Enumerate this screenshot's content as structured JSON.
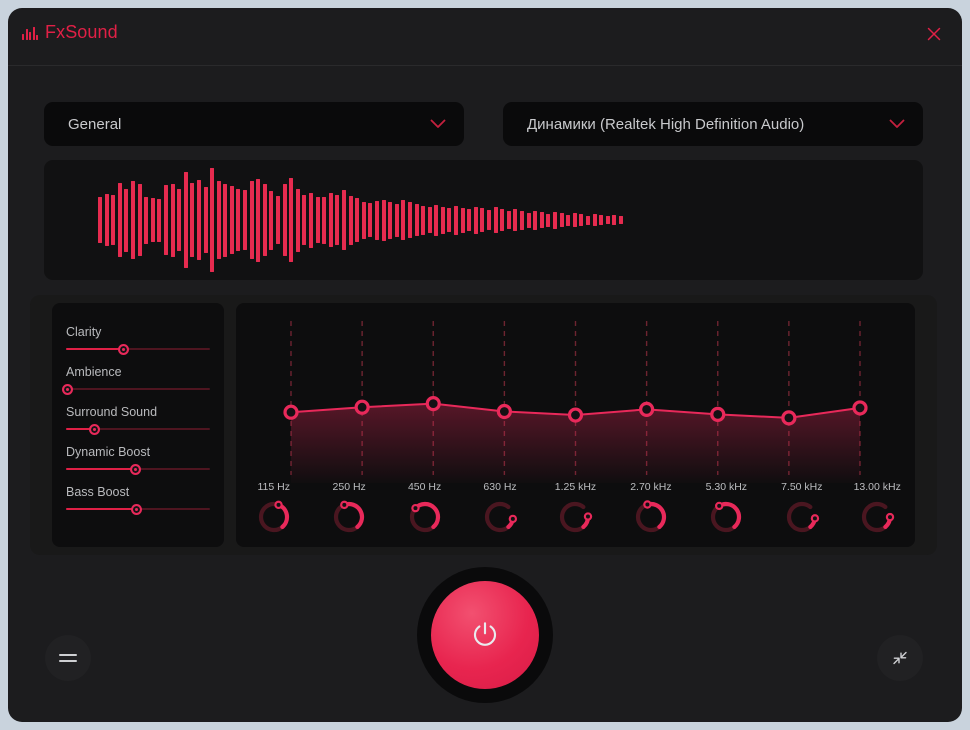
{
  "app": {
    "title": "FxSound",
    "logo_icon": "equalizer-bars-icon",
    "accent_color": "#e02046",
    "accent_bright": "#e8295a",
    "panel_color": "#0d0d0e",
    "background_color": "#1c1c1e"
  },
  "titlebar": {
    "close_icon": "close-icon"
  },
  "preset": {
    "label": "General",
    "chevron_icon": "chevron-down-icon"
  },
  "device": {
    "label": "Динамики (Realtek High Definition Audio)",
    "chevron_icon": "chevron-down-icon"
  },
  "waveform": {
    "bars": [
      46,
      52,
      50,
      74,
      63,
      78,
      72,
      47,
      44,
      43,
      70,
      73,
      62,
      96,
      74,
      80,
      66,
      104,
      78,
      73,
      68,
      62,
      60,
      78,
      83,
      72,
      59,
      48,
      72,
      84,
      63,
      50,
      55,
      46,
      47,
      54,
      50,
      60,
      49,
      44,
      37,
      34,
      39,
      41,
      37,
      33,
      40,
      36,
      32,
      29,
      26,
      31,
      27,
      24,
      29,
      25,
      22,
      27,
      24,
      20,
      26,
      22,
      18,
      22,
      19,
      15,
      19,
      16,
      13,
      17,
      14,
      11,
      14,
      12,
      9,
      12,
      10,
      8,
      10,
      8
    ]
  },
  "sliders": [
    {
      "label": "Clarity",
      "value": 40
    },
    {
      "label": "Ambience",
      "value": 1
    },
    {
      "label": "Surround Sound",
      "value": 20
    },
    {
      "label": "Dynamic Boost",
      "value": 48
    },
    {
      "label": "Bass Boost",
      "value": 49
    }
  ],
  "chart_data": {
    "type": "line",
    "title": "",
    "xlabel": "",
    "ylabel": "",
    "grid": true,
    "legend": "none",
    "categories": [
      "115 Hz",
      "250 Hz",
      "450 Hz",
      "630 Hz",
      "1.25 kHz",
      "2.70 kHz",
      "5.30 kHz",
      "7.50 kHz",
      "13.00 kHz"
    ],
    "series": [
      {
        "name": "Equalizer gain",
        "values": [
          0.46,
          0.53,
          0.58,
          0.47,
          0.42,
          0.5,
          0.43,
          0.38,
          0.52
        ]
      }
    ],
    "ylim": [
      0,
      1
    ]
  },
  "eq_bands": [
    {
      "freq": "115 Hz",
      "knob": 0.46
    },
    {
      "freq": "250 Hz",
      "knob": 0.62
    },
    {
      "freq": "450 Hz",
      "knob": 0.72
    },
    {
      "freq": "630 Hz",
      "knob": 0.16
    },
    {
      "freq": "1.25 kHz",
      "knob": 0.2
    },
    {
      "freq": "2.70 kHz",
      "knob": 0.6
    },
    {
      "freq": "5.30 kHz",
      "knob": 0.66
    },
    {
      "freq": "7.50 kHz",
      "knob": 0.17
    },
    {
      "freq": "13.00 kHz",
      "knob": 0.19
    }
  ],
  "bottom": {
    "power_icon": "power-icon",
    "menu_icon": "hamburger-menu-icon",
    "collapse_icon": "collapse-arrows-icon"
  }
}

...

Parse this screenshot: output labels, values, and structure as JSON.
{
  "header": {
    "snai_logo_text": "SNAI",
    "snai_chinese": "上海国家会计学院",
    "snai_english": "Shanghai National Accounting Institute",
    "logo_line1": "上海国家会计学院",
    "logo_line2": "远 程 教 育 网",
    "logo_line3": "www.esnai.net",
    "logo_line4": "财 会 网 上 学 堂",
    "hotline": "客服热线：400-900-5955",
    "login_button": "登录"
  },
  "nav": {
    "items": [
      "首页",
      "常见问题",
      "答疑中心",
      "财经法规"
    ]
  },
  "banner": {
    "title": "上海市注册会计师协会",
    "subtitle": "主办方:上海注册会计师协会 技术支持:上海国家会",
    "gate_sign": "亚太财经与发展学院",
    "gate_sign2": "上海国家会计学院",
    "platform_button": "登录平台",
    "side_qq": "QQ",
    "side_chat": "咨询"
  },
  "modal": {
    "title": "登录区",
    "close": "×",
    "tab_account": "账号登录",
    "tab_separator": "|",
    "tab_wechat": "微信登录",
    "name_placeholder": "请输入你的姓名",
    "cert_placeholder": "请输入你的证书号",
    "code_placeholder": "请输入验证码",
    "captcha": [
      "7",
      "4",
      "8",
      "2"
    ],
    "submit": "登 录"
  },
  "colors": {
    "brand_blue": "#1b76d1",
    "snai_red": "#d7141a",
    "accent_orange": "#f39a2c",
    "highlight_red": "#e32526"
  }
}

TO BE DONE - From the listing above, pick out each line where the word "values" appears.

OUTPUT FOR THIS EXERCISE -
        "values": [
Parse this screenshot: output labels, values, and structure as JSON.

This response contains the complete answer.